:: TASK ::
Reproduce the listing word for word, leaving every picture behind.

:: SUPPLIED ENTRIES ::
================

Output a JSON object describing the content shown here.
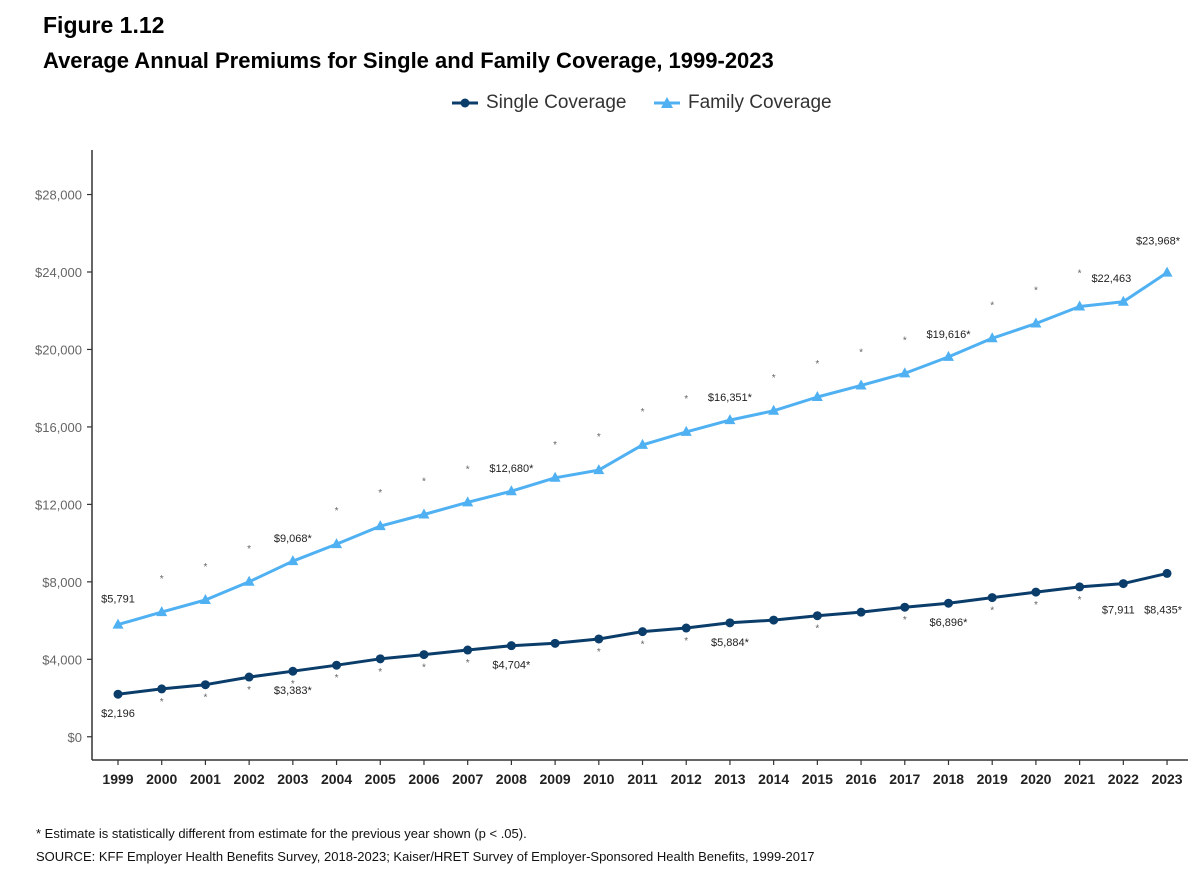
{
  "figure_label": "Figure 1.12",
  "title": "Average Annual Premiums for Single and Family Coverage, 1999-2023",
  "legend": [
    {
      "name": "Single Coverage",
      "color": "#0b3d6b",
      "marker": "circle"
    },
    {
      "name": "Family Coverage",
      "color": "#4fb0f2",
      "marker": "triangle"
    }
  ],
  "chart_data": {
    "type": "line",
    "x": [
      1999,
      2000,
      2001,
      2002,
      2003,
      2004,
      2005,
      2006,
      2007,
      2008,
      2009,
      2010,
      2011,
      2012,
      2013,
      2014,
      2015,
      2016,
      2017,
      2018,
      2019,
      2020,
      2021,
      2022,
      2023
    ],
    "x_tick_labels": [
      "1999",
      "2000",
      "2001",
      "2002",
      "2003",
      "2004",
      "2005",
      "2006",
      "2007",
      "2008",
      "2009",
      "2010",
      "2011",
      "2012",
      "2013",
      "2014",
      "2015",
      "2016",
      "2017",
      "2018",
      "2019",
      "2020",
      "2021",
      "2022",
      "2023"
    ],
    "y_ticks": [
      0,
      4000,
      8000,
      12000,
      16000,
      20000,
      24000,
      28000
    ],
    "y_tick_labels": [
      "$0",
      "$4,000",
      "$8,000",
      "$12,000",
      "$16,000",
      "$20,000",
      "$24,000",
      "$28,000"
    ],
    "ylim": [
      -1200,
      30300
    ],
    "grid": false,
    "legend_position": "top-center",
    "series": [
      {
        "name": "Single Coverage",
        "color": "#0b3d6b",
        "marker": "circle",
        "values": [
          2196,
          2471,
          2689,
          3083,
          3383,
          3695,
          4024,
          4242,
          4479,
          4704,
          4824,
          5049,
          5429,
          5615,
          5884,
          6025,
          6251,
          6435,
          6690,
          6896,
          7188,
          7470,
          7739,
          7911,
          8435
        ],
        "significant": [
          false,
          true,
          true,
          true,
          true,
          true,
          true,
          true,
          true,
          false,
          false,
          true,
          true,
          true,
          false,
          false,
          true,
          false,
          true,
          false,
          true,
          true,
          true,
          false,
          false
        ],
        "data_labels": [
          {
            "year": 1999,
            "text": "$2,196"
          },
          {
            "year": 2003,
            "text": "$3,383*"
          },
          {
            "year": 2008,
            "text": "$4,704*"
          },
          {
            "year": 2013,
            "text": "$5,884*"
          },
          {
            "year": 2018,
            "text": "$6,896*"
          },
          {
            "year": 2022,
            "text": "$7,911"
          },
          {
            "year": 2023,
            "text": "$8,435*"
          }
        ]
      },
      {
        "name": "Family Coverage",
        "color": "#4fb0f2",
        "marker": "triangle",
        "values": [
          5791,
          6438,
          7061,
          8003,
          9068,
          9950,
          10880,
          11480,
          12106,
          12680,
          13375,
          13770,
          15073,
          15745,
          16351,
          16834,
          17545,
          18142,
          18764,
          19616,
          20576,
          21342,
          22221,
          22463,
          23968
        ],
        "significant": [
          false,
          true,
          true,
          true,
          false,
          true,
          true,
          true,
          true,
          false,
          true,
          true,
          true,
          true,
          false,
          true,
          true,
          true,
          true,
          false,
          true,
          true,
          true,
          false,
          false
        ],
        "data_labels": [
          {
            "year": 1999,
            "text": "$5,791"
          },
          {
            "year": 2003,
            "text": "$9,068*"
          },
          {
            "year": 2008,
            "text": "$12,680*"
          },
          {
            "year": 2013,
            "text": "$16,351*"
          },
          {
            "year": 2018,
            "text": "$19,616*"
          },
          {
            "year": 2022,
            "text": "$22,463"
          },
          {
            "year": 2023,
            "text": "$23,968*"
          }
        ]
      }
    ],
    "significance_marker": "*"
  },
  "footnote": "* Estimate is statistically different from estimate for the previous year shown (p < .05).",
  "source": "SOURCE: KFF Employer Health Benefits Survey, 2018-2023; Kaiser/HRET Survey of Employer-Sponsored Health Benefits, 1999-2017"
}
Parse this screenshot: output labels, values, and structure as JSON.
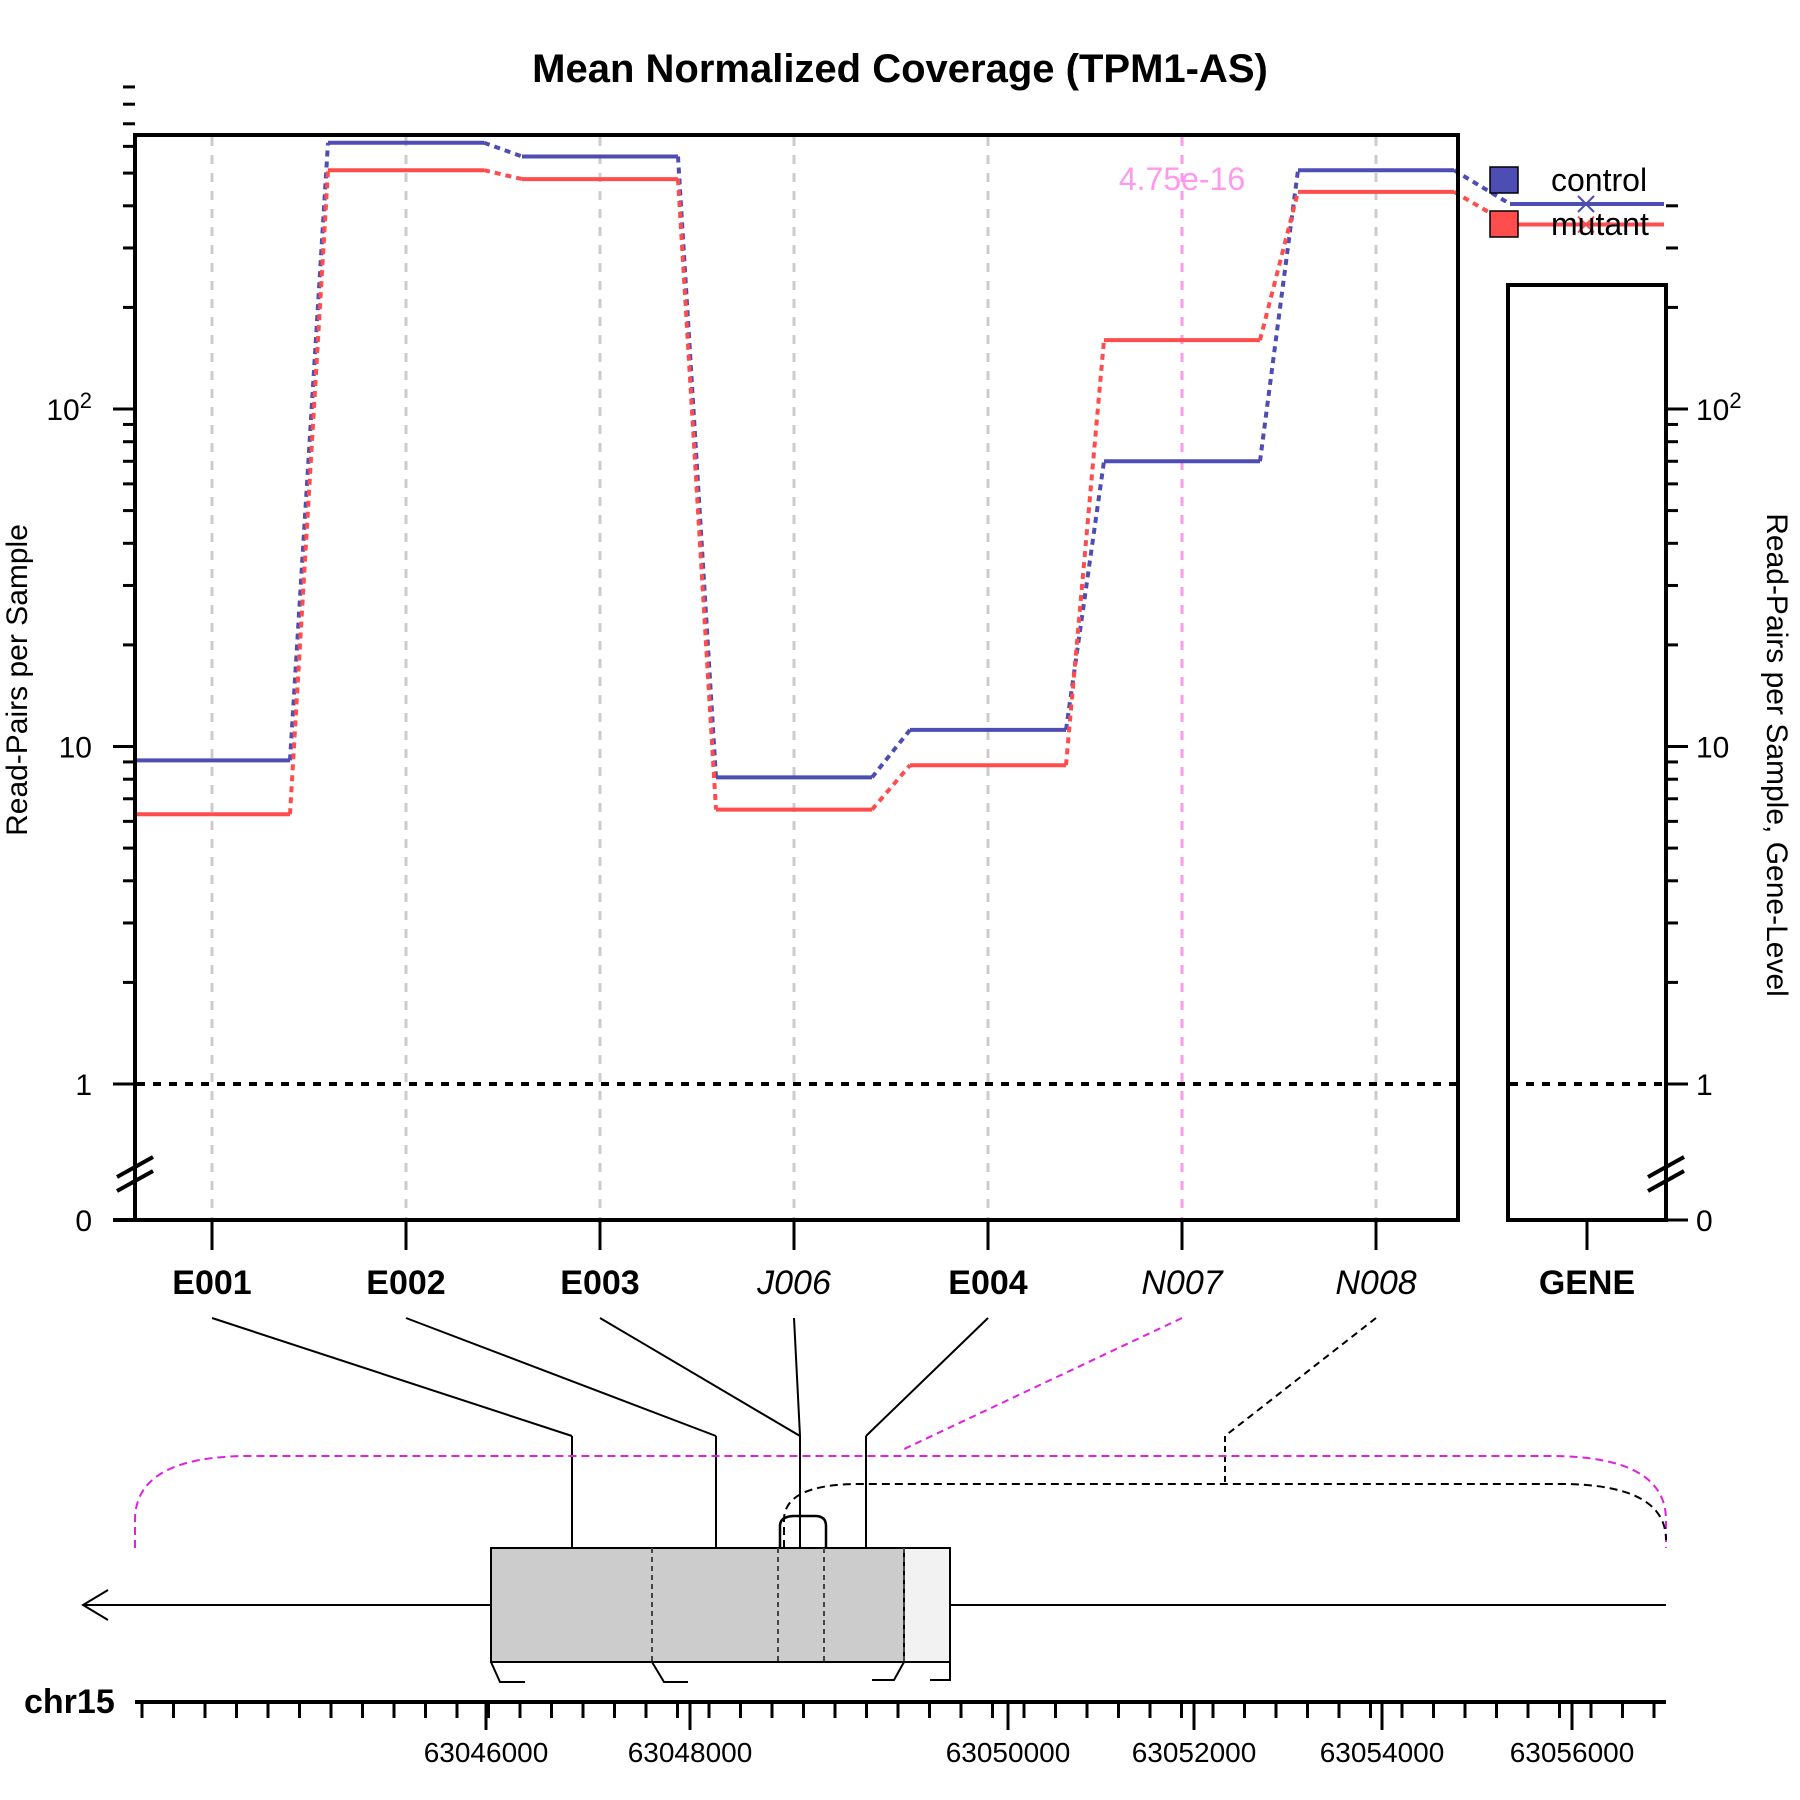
{
  "chart_data": {
    "type": "line",
    "title": "Mean Normalized Coverage (TPM1-AS)",
    "ylabel_left": "Read-Pairs per Sample",
    "ylabel_right": "Read-Pairs per Sample, Gene-Level",
    "y_scale": "log",
    "y_ticks": [
      {
        "value": 0,
        "label": "0"
      },
      {
        "value": 1,
        "label": "1"
      },
      {
        "value": 10,
        "label": "10"
      },
      {
        "value": 100,
        "label": "10^2"
      }
    ],
    "reference_line_value": 1,
    "features": [
      {
        "id": "E001",
        "style": "bold"
      },
      {
        "id": "E002",
        "style": "bold"
      },
      {
        "id": "E003",
        "style": "bold"
      },
      {
        "id": "J006",
        "style": "italic"
      },
      {
        "id": "E004",
        "style": "bold"
      },
      {
        "id": "N007",
        "style": "italic",
        "highlight": true
      },
      {
        "id": "N008",
        "style": "italic"
      }
    ],
    "series": [
      {
        "name": "control",
        "color": "#4d4db3",
        "values": [
          9.1,
          615,
          560,
          8.1,
          11.2,
          70,
          510
        ]
      },
      {
        "name": "mutant",
        "color": "#ff4d4d",
        "values": [
          6.3,
          510,
          480,
          6.5,
          8.8,
          160,
          440
        ]
      }
    ],
    "gene_level": {
      "label": "GENE",
      "values": {
        "control": 405,
        "mutant": 352
      }
    },
    "significant_feature": {
      "feature": "N007",
      "pvalue": "4.75e-16",
      "color": "#ff99ee"
    },
    "legend": {
      "placement": "top-right"
    },
    "grid": "vertical dashed at features",
    "gene_track": {
      "chromosome": "chr15",
      "strand": "-",
      "coordinate_ticks": [
        "63046000",
        "63048000",
        "63050000",
        "63052000",
        "63054000",
        "63056000"
      ]
    }
  }
}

================

:: SOLUTION ::
Output a JSON object describing the content shown here.
{
  "figure_label": "Figure 1.12",
  "title": "Average Annual Premiums for Single and Family Coverage, 1999-2023",
  "legend": [
    {
      "name": "Single Coverage",
      "color": "#0b3d6b",
      "marker": "circle"
    },
    {
      "name": "Family Coverage",
      "color": "#4fb0f2",
      "marker": "triangle"
    }
  ],
  "chart_data": {
    "type": "line",
    "x": [
      1999,
      2000,
      2001,
      2002,
      2003,
      2004,
      2005,
      2006,
      2007,
      2008,
      2009,
      2010,
      2011,
      2012,
      2013,
      2014,
      2015,
      2016,
      2017,
      2018,
      2019,
      2020,
      2021,
      2022,
      2023
    ],
    "x_tick_labels": [
      "1999",
      "2000",
      "2001",
      "2002",
      "2003",
      "2004",
      "2005",
      "2006",
      "2007",
      "2008",
      "2009",
      "2010",
      "2011",
      "2012",
      "2013",
      "2014",
      "2015",
      "2016",
      "2017",
      "2018",
      "2019",
      "2020",
      "2021",
      "2022",
      "2023"
    ],
    "y_ticks": [
      0,
      4000,
      8000,
      12000,
      16000,
      20000,
      24000,
      28000
    ],
    "y_tick_labels": [
      "$0",
      "$4,000",
      "$8,000",
      "$12,000",
      "$16,000",
      "$20,000",
      "$24,000",
      "$28,000"
    ],
    "ylim": [
      -1200,
      30300
    ],
    "grid": false,
    "legend_position": "top-center",
    "series": [
      {
        "name": "Single Coverage",
        "color": "#0b3d6b",
        "marker": "circle",
        "values": [
          2196,
          2471,
          2689,
          3083,
          3383,
          3695,
          4024,
          4242,
          4479,
          4704,
          4824,
          5049,
          5429,
          5615,
          5884,
          6025,
          6251,
          6435,
          6690,
          6896,
          7188,
          7470,
          7739,
          7911,
          8435
        ],
        "significant": [
          false,
          true,
          true,
          true,
          true,
          true,
          true,
          true,
          true,
          false,
          false,
          true,
          true,
          true,
          false,
          false,
          true,
          false,
          true,
          false,
          true,
          true,
          true,
          false,
          false
        ],
        "data_labels": [
          {
            "year": 1999,
            "text": "$2,196"
          },
          {
            "year": 2003,
            "text": "$3,383*"
          },
          {
            "year": 2008,
            "text": "$4,704*"
          },
          {
            "year": 2013,
            "text": "$5,884*"
          },
          {
            "year": 2018,
            "text": "$6,896*"
          },
          {
            "year": 2022,
            "text": "$7,911"
          },
          {
            "year": 2023,
            "text": "$8,435*"
          }
        ]
      },
      {
        "name": "Family Coverage",
        "color": "#4fb0f2",
        "marker": "triangle",
        "values": [
          5791,
          6438,
          7061,
          8003,
          9068,
          9950,
          10880,
          11480,
          12106,
          12680,
          13375,
          13770,
          15073,
          15745,
          16351,
          16834,
          17545,
          18142,
          18764,
          19616,
          20576,
          21342,
          22221,
          22463,
          23968
        ],
        "significant": [
          false,
          true,
          true,
          true,
          false,
          true,
          true,
          true,
          true,
          false,
          true,
          true,
          true,
          true,
          false,
          true,
          true,
          true,
          true,
          false,
          true,
          true,
          true,
          false,
          false
        ],
        "data_labels": [
          {
            "year": 1999,
            "text": "$5,791"
          },
          {
            "year": 2003,
            "text": "$9,068*"
          },
          {
            "year": 2008,
            "text": "$12,680*"
          },
          {
            "year": 2013,
            "text": "$16,351*"
          },
          {
            "year": 2018,
            "text": "$19,616*"
          },
          {
            "year": 2022,
            "text": "$22,463"
          },
          {
            "year": 2023,
            "text": "$23,968*"
          }
        ]
      }
    ],
    "significance_marker": "*"
  },
  "footnote": "* Estimate is statistically different from estimate for the previous year shown (p < .05).",
  "source": "SOURCE: KFF Employer Health Benefits Survey, 2018-2023; Kaiser/HRET Survey of Employer-Sponsored Health Benefits, 1999-2017"
}
Parse this screenshot: output labels, values, and structure as JSON.
{
  "chart_data": {
    "type": "line",
    "title": "Mean Normalized Coverage (TPM1-AS)",
    "ylabel_left": "Read-Pairs per Sample",
    "ylabel_right": "Read-Pairs per Sample, Gene-Level",
    "y_scale": "log",
    "y_ticks": [
      {
        "value": 0,
        "label": "0"
      },
      {
        "value": 1,
        "label": "1"
      },
      {
        "value": 10,
        "label": "10"
      },
      {
        "value": 100,
        "label": "10^2"
      }
    ],
    "reference_line_value": 1,
    "features": [
      {
        "id": "E001",
        "style": "bold"
      },
      {
        "id": "E002",
        "style": "bold"
      },
      {
        "id": "E003",
        "style": "bold"
      },
      {
        "id": "J006",
        "style": "italic"
      },
      {
        "id": "E004",
        "style": "bold"
      },
      {
        "id": "N007",
        "style": "italic",
        "highlight": true
      },
      {
        "id": "N008",
        "style": "italic"
      }
    ],
    "series": [
      {
        "name": "control",
        "color": "#4d4db3",
        "values": [
          9.1,
          615,
          560,
          8.1,
          11.2,
          70,
          510
        ]
      },
      {
        "name": "mutant",
        "color": "#ff4d4d",
        "values": [
          6.3,
          510,
          480,
          6.5,
          8.8,
          160,
          440
        ]
      }
    ],
    "gene_level": {
      "label": "GENE",
      "values": {
        "control": 405,
        "mutant": 352
      }
    },
    "significant_feature": {
      "feature": "N007",
      "pvalue": "4.75e-16",
      "color": "#ff99ee"
    },
    "legend": {
      "placement": "top-right"
    },
    "grid": "vertical dashed at features",
    "gene_track": {
      "chromosome": "chr15",
      "strand": "-",
      "coordinate_ticks": [
        "63046000",
        "63048000",
        "63050000",
        "63052000",
        "63054000",
        "63056000"
      ]
    }
  }
}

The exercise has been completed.